- _Work instructions_: Gather each line in the entries that includes the string "sollen".

- _Provided entries_:

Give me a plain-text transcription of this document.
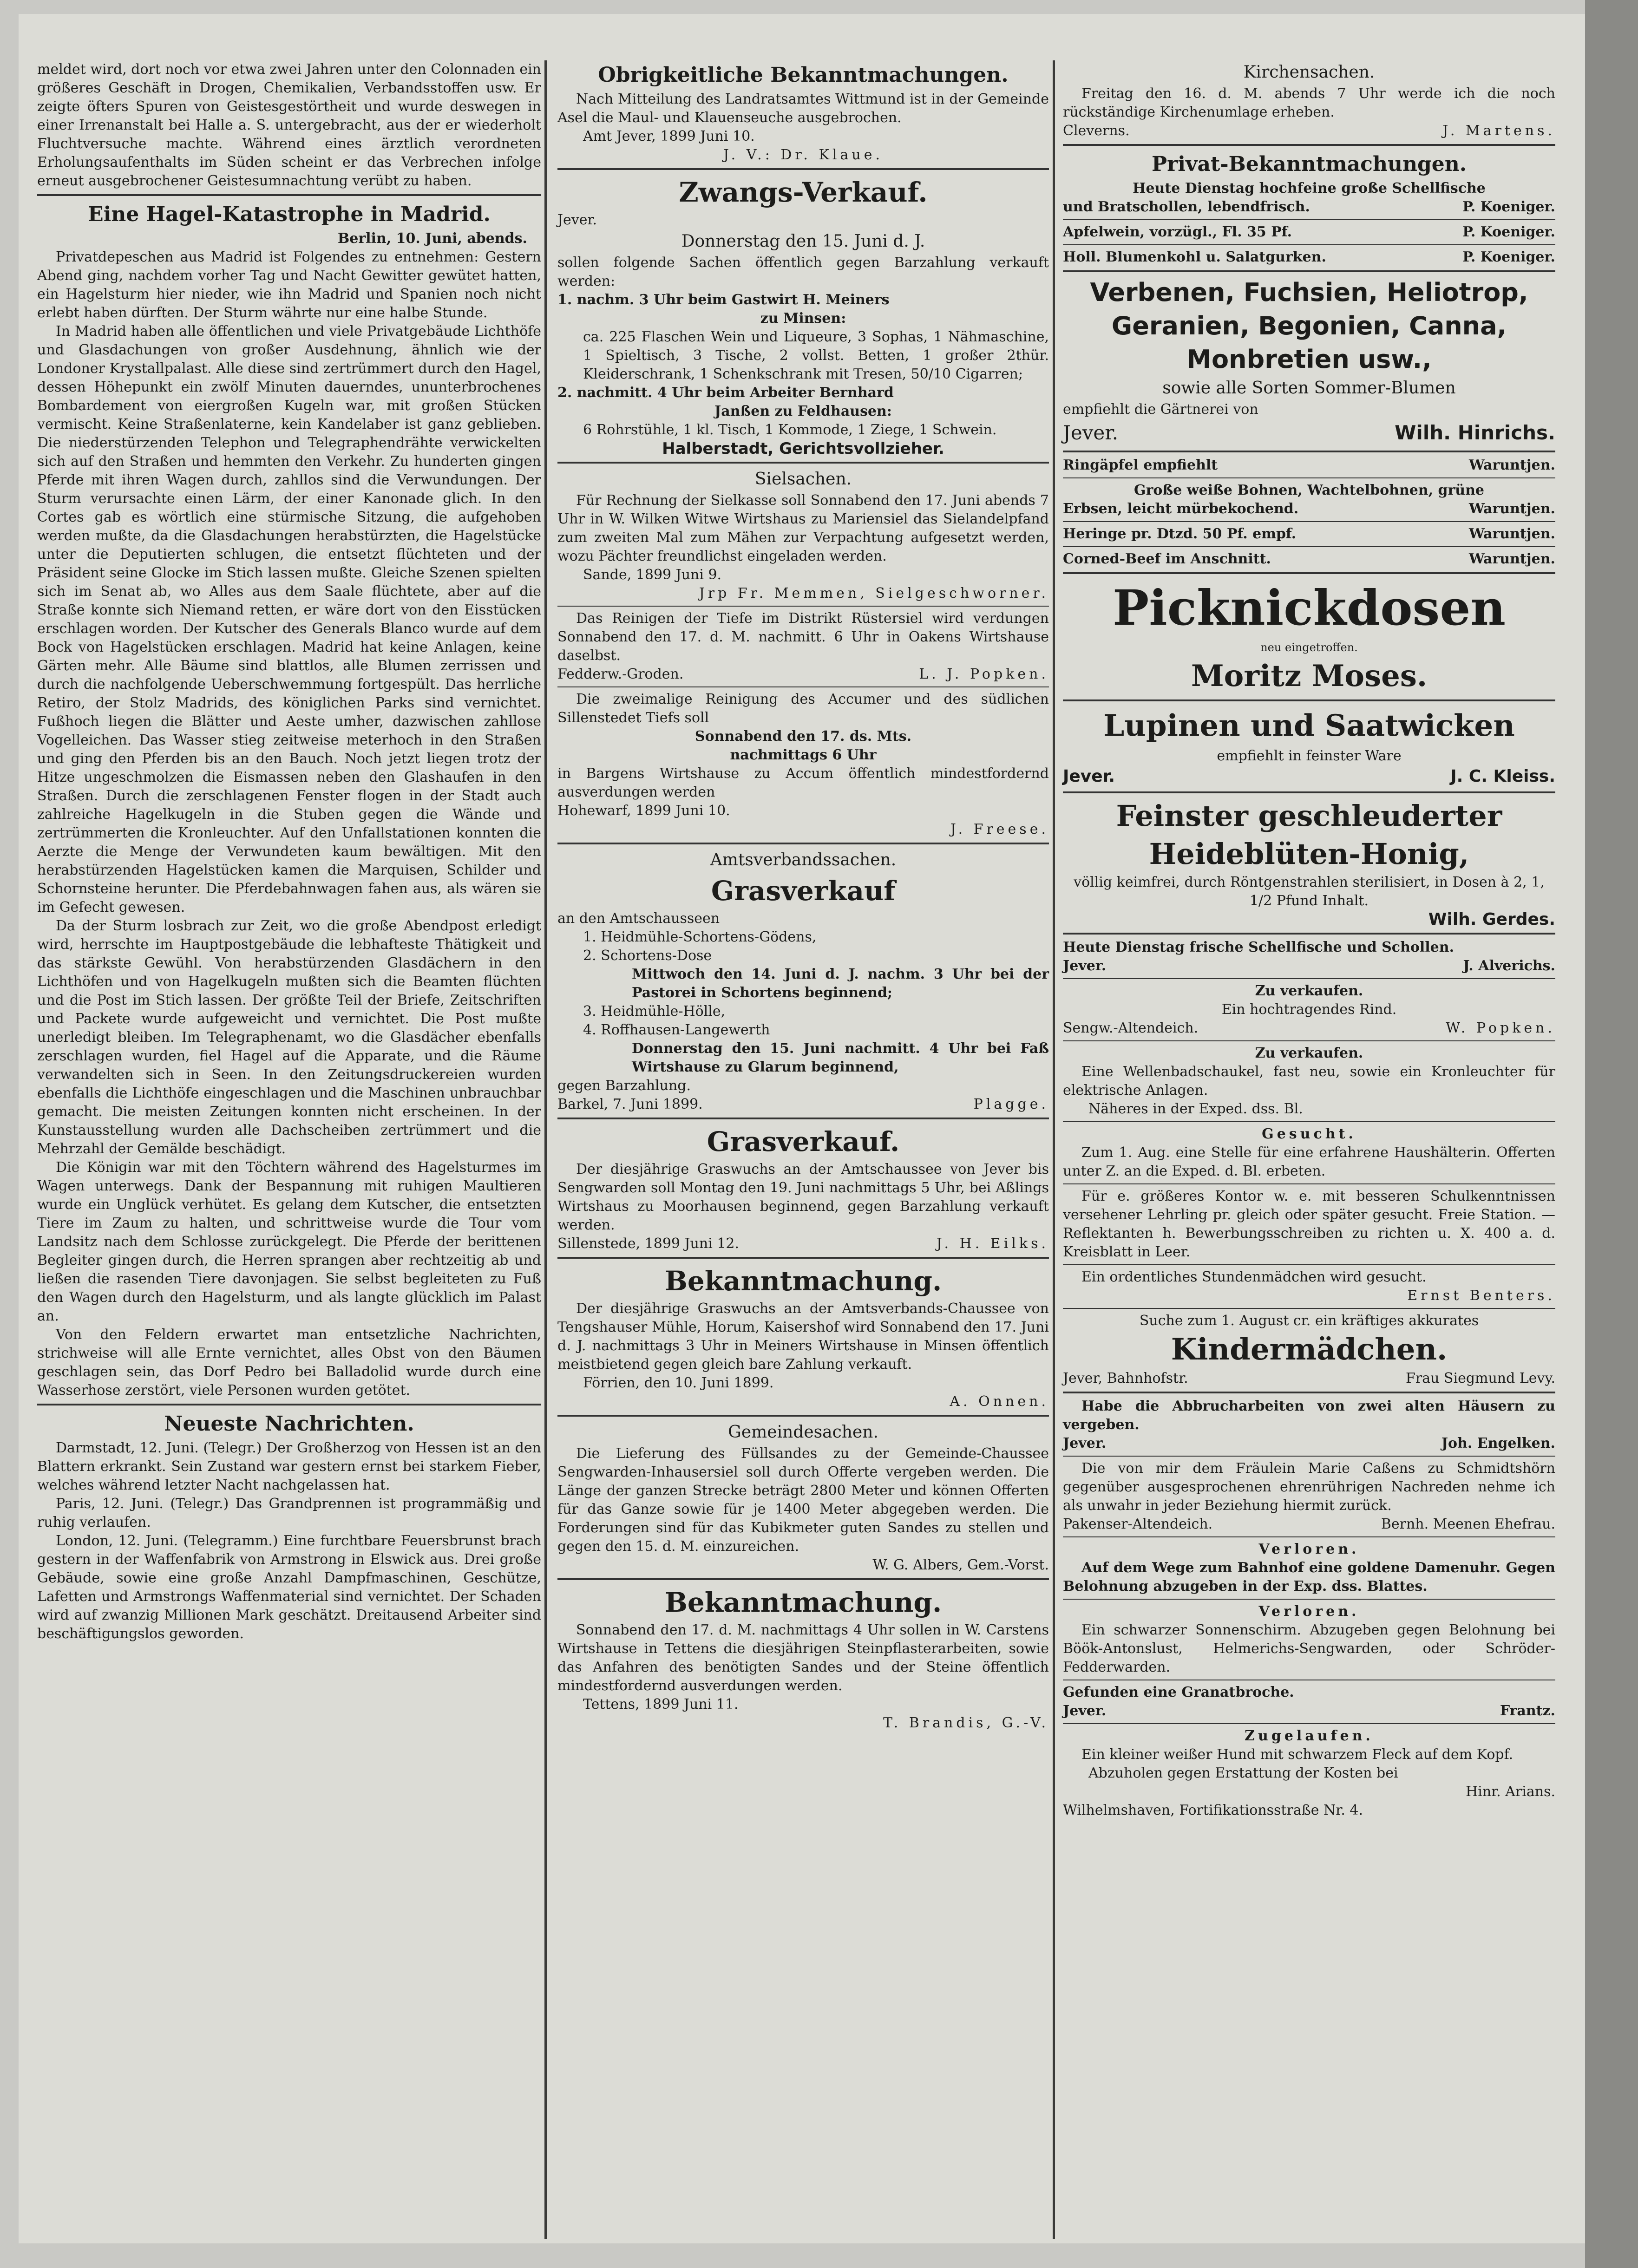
meldet wird, dort noch vor etwa zwei Jahren unter den Colonnaden ein größeres Geschäft in Drogen, Chemikalien, Verbandsstoffen usw. Er zeigte öfters Spuren von Geistesgestörtheit und wurde deswegen in einer Irrenanstalt bei Halle a. S. untergebracht, aus der er wiederholt Fluchtversuche machte. Während eines ärztlich verordneten Erholungsaufenthalts im Süden scheint er das Verbrechen infolge erneut ausgebrochener Geistesumnachtung verübt zu haben.

Eine Hagel-Katastrophe in Madrid.

Berlin, 10. Juni, abends.

Privatdepeschen aus Madrid ist Folgendes zu entnehmen: Gestern Abend ging, nachdem vorher Tag und Nacht Gewitter gewütet hatten, ein Hagelsturm hier nieder, wie ihn Madrid und Spanien noch nicht erlebt haben dürften. Der Sturm währte nur eine halbe Stunde.

In Madrid haben alle öffentlichen und viele Privatgebäude Lichthöfe und Glasdachungen von großer Ausdehnung, ähnlich wie der Londoner Krystallpalast. Alle diese sind zertrümmert durch den Hagel, dessen Höhepunkt ein zwölf Minuten dauerndes, ununterbrochenes Bombardement von eiergroßen Kugeln war, mit großen Stücken vermischt. Keine Straßenlaterne, kein Kandelaber ist ganz geblieben. Die niederstürzenden Telephon und Telegraphendrähte verwickelten sich auf den Straßen und hemmten den Verkehr. Zu hunderten gingen Pferde mit ihren Wagen durch, zahllos sind die Verwundungen. Der Sturm verursachte einen Lärm, der einer Kanonade glich. In den Cortes gab es wörtlich eine stürmische Sitzung, die aufgehoben werden mußte, da die Glasdachungen herabstürzten, die Hagelstücke unter die Deputierten schlugen, die entsetzt flüchteten und der Präsident seine Glocke im Stich lassen mußte. Gleiche Szenen spielten sich im Senat ab, wo Alles aus dem Saale flüchtete, aber auf die Straße konnte sich Niemand retten, er wäre dort von den Eisstücken erschlagen worden. Der Kutscher des Generals Blanco wurde auf dem Bock von Hagelstücken erschlagen. Madrid hat keine Anlagen, keine Gärten mehr. Alle Bäume sind blattlos, alle Blumen zerrissen und durch die nachfolgende Ueberschwemmung fortgespült. Das herrliche Retiro, der Stolz Madrids, des königlichen Parks sind vernichtet. Fußhoch liegen die Blätter und Aeste umher, dazwischen zahllose Vogelleichen. Das Wasser stieg zeitweise meterhoch in den Straßen und ging den Pferden bis an den Bauch. Noch jetzt liegen trotz der Hitze ungeschmolzen die Eismassen neben den Glashaufen in den Straßen. Durch die zerschlagenen Fenster flogen in der Stadt auch zahlreiche Hagelkugeln in die Stuben gegen die Wände und zertrümmerten die Kronleuchter. Auf den Unfallstationen konnten die Aerzte die Menge der Verwundeten kaum bewältigen. Mit den herabstürzenden Hagelstücken kamen die Marquisen, Schilder und Schornsteine herunter. Die Pferdebahnwagen fahen aus, als wären sie im Gefecht gewesen.

Da der Sturm losbrach zur Zeit, wo die große Abendpost erledigt wird, herrschte im Hauptpostgebäude die lebhafteste Thätigkeit und das stärkste Gewühl. Von herabstürzenden Glasdächern in den Lichthöfen und von Hagelkugeln mußten sich die Beamten flüchten und die Post im Stich lassen. Der größte Teil der Briefe, Zeitschriften und Packete wurde aufgeweicht und vernichtet. Die Post mußte unerledigt bleiben. Im Telegraphenamt, wo die Glasdächer ebenfalls zerschlagen wurden, fiel Hagel auf die Apparate, und die Räume verwandelten sich in Seen. In den Zeitungsdruckereien wurden ebenfalls die Lichthöfe eingeschlagen und die Maschinen unbrauchbar gemacht. Die meisten Zeitungen konnten nicht erscheinen. In der Kunstausstellung wurden alle Dachscheiben zertrümmert und die Mehrzahl der Gemälde beschädigt.

Die Königin war mit den Töchtern während des Hagelsturmes im Wagen unterwegs. Dank der Bespannung mit ruhigen Maultieren wurde ein Unglück verhütet. Es gelang dem Kutscher, die entsetzten Tiere im Zaum zu halten, und schrittweise wurde die Tour vom Landsitz nach dem Schlosse zurückgelegt. Die Pferde der berittenen Begleiter gingen durch, die Herren sprangen aber rechtzeitig ab und ließen die rasenden Tiere davonjagen. Sie selbst begleiteten zu Fuß den Wagen durch den Hagelsturm, und als langte glücklich im Palast an.

Von den Feldern erwartet man entsetzliche Nachrichten, strichweise will alle Ernte vernichtet, alles Obst von den Bäumen geschlagen sein, das Dorf Pedro bei Balladolid wurde durch eine Wasserhose zerstört, viele Personen wurden getötet.

Neueste Nachrichten.

Darmstadt, 12. Juni. (Telegr.) Der Großherzog von Hessen ist an den Blattern erkrankt. Sein Zustand war gestern ernst bei starkem Fieber, welches während letzter Nacht nachgelassen hat.

Paris, 12. Juni. (Telegr.) Das Grandprennen ist programmäßig und ruhig verlaufen.

London, 12. Juni. (Telegramm.) Eine furchtbare Feuersbrunst brach gestern in der Waffenfabrik von Armstrong in Elswick aus. Drei große Gebäude, sowie eine große Anzahl Dampfmaschinen, Geschütze, Lafetten und Armstrongs Waffenmaterial sind vernichtet. Der Schaden wird auf zwanzig Millionen Mark geschätzt. Dreitausend Arbeiter sind beschäftigungslos geworden.

Obrigkeitliche Bekanntmachungen.

Nach Mitteilung des Landratsamtes Wittmund ist in der Gemeinde Asel die Maul- und Klauenseuche ausgebrochen.

Amt Jever, 1899 Juni 10.

J. V.: Dr. Klaue.

Zwangs-Verkauf.

Jever.

Donnerstag den 15. Juni d. J.

sollen folgende Sachen öffentlich gegen Barzahlung verkauft werden:

1. nachm. 3 Uhr beim Gastwirt H. Meiners

zu Minsen:

ca. 225 Flaschen Wein und Liqueure, 3 Sophas, 1 Nähmaschine, 1 Spieltisch, 3 Tische, 2 vollst. Betten, 1 großer 2thür. Kleiderschrank, 1 Schenkschrank mit Tresen, 50/10 Cigarren;

2. nachmitt. 4 Uhr beim Arbeiter Bernhard

Janßen zu Feldhausen:

6 Rohrstühle, 1 kl. Tisch, 1 Kommode, 1 Ziege, 1 Schwein.

Halberstadt, Gerichtsvollzieher.

Sielsachen.

Für Rechnung der Sielkasse soll Sonnabend den 17. Juni abends 7 Uhr in W. Wilken Witwe Wirtshaus zu Mariensiel das Sielandelpfand zum zweiten Mal zum Mähen zur Verpachtung aufgesetzt werden, wozu Pächter freundlichst eingeladen werden.

Sande, 1899 Juni 9.

Jrp Fr. Memmen, Sielgeschworner.

Das Reinigen der Tiefe im Distrikt Rüstersiel wird verdungen Sonnabend den 17. d. M. nachmitt. 6 Uhr in Oakens Wirtshause daselbst.

Fedderw.-Groden.	L. J. Popken.

Die zweimalige Reinigung des Accumer und des südlichen Sillenstedet Tiefs soll

Sonnabend den 17. ds. Mts.

nachmittags 6 Uhr

in Bargens Wirtshause zu Accum öffentlich mindestfordernd ausverdungen werden

Hohewarf, 1899 Juni 10.

J. Freese.

Amtsverbandssachen.

Grasverkauf

an den Amtschausseen

1. Heidmühle-Schortens-Gödens,

2. Schortens-Dose

Mittwoch den 14. Juni d. J. nachm. 3 Uhr bei der Pastorei in Schortens beginnend;

3. Heidmühle-Hölle,

4. Roffhausen-Langewerth

Donnerstag den 15. Juni nachmitt. 4 Uhr bei Faß Wirtshause zu Glarum beginnend,

gegen Barzahlung.

Barkel, 7. Juni 1899.	Plagge.

Grasverkauf.

Der diesjährige Graswuchs an der Amtschaussee von Jever bis Sengwarden soll Montag den 19. Juni nachmittags 5 Uhr, bei Aßlings Wirtshaus zu Moorhausen beginnend, gegen Barzahlung verkauft werden.

Sillenstede, 1899 Juni 12.	J. H. Eilks.

Bekanntmachung.

Der diesjährige Graswuchs an der Amtsverbands-Chaussee von Tengshauser Mühle, Horum, Kaisershof wird Sonnabend den 17. Juni d. J. nachmittags 3 Uhr in Meiners Wirtshause in Minsen öffentlich meistbietend gegen gleich bare Zahlung verkauft.

Förrien, den 10. Juni 1899.

A. Onnen.

Gemeindesachen.

Die Lieferung des Füllsandes zu der Gemeinde-Chaussee Sengwarden-Inhausersiel soll durch Offerte vergeben werden. Die Länge der ganzen Strecke beträgt 2800 Meter und können Offerten für das Ganze sowie für je 1400 Meter abgegeben werden. Die Forderungen sind für das Kubikmeter guten Sandes zu stellen und gegen den 15. d. M. einzureichen.

W. G. Albers, Gem.-Vorst.

Bekanntmachung.

Sonnabend den 17. d. M. nachmittags 4 Uhr sollen in W. Carstens Wirtshause in Tettens die diesjährigen Steinpflasterarbeiten, sowie das Anfahren des benötigten Sandes und der Steine öffentlich mindestfordernd ausverdungen werden.

Tettens, 1899 Juni 11.

T. Brandis, G.-V.

Kirchensachen.

Freitag den 16. d. M. abends 7 Uhr werde ich die noch rückständige Kirchenumlage erheben.

Cleverns.	J. Martens.

Privat-Bekanntmachungen.

Heute Dienstag hochfeine große Schellfische

und Bratschollen, lebendfrisch.	P. Koeniger.
Apfelwein, vorzügl., Fl. 35 Pf.	P. Koeniger.
Holl. Blumenkohl u. Salatgurken.	P. Koeniger.

Verbenen, Fuchsien, Heliotrop,

Geranien, Begonien, Canna,

Monbretien usw.,

sowie alle Sorten Sommer-Blumen

empfiehlt die Gärtnerei von

Jever.	Wilh. Hinrichs.
Ringäpfel empfiehlt	Waruntjen.

Große weiße Bohnen, Wachtelbohnen, grüne

Erbsen, leicht mürbekochend.	Waruntjen.
Heringe pr. Dtzd. 50 Pf. empf.	Waruntjen.
Corned-Beef im Anschnitt.	Waruntjen.

Picknickdosen

neu eingetroffen.

Moritz Moses.

Lupinen und Saatwicken

empfiehlt in feinster Ware

Jever.	J. C. Kleiss.

Feinster geschleuderter

Heideblüten-Honig,

völlig keimfrei, durch Röntgenstrahlen sterilisiert, in Dosen à 2, 1, 1/2 Pfund Inhalt.

Wilh. Gerdes.

Heute Dienstag frische Schellfische und Schollen.

Jever.	J. Alverichs.

Zu verkaufen.

Ein hochtragendes Rind.

Sengw.-Altendeich.	W. Popken.

Zu verkaufen.

Eine Wellenbadschaukel, fast neu, sowie ein Kronleuchter für elektrische Anlagen.

Näheres in der Exped. dss. Bl.

Gesucht.

Zum 1. Aug. eine Stelle für eine erfahrene Haushälterin. Offerten unter Z. an die Exped. d. Bl. erbeten.

Für e. größeres Kontor w. e. mit besseren Schulkenntnissen versehener Lehrling pr. gleich oder später gesucht. Freie Station. — Reflektanten h. Bewerbungsschreiben zu richten u. X. 400 a. d. Kreisblatt in Leer.

Ein ordentliches Stundenmädchen wird gesucht.

Ernst Benters.

Suche zum 1. August cr. ein kräftiges akkurates

Kindermädchen.

Jever, Bahnhofstr.	Frau Siegmund Levy.

Habe die Abbrucharbeiten von zwei alten Häusern zu vergeben.

Jever.	Joh. Engelken.

Die von mir dem Fräulein Marie Caßens zu Schmidtshörn gegenüber ausgesprochenen ehrenrührigen Nachreden nehme ich als unwahr in jeder Beziehung hiermit zurück.

Pakenser-Altendeich.	Bernh. Meenen Ehefrau.

Verloren.

Auf dem Wege zum Bahnhof eine goldene Damenuhr. Gegen Belohnung abzugeben in der Exp. dss. Blattes.

Verloren.

Ein schwarzer Sonnenschirm. Abzugeben gegen Belohnung bei Böök-Antonslust, Helmerichs-Sengwarden, oder Schröder-Fedderwarden.

Gefunden eine Granatbroche.

Jever.	Frantz.

Zugelaufen.

Ein kleiner weißer Hund mit schwarzem Fleck auf dem Kopf.

Abzuholen gegen Erstattung der Kosten bei

Hinr. Arians.

Wilhelmshaven, Fortifikationsstraße Nr. 4.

- _Written solution_:
sollen folgende Sachen öffentlich gegen Barzahlung verkauft werden:
Sonnabend den 17. d. M. nachmittags 4 Uhr sollen in W. Carstens Wirtshause in Tettens die diesjährigen Steinpflasterarbeiten, sowie das Anfahren des benötigten Sandes und der Steine öffentlich mindestfordernd ausverdungen werden.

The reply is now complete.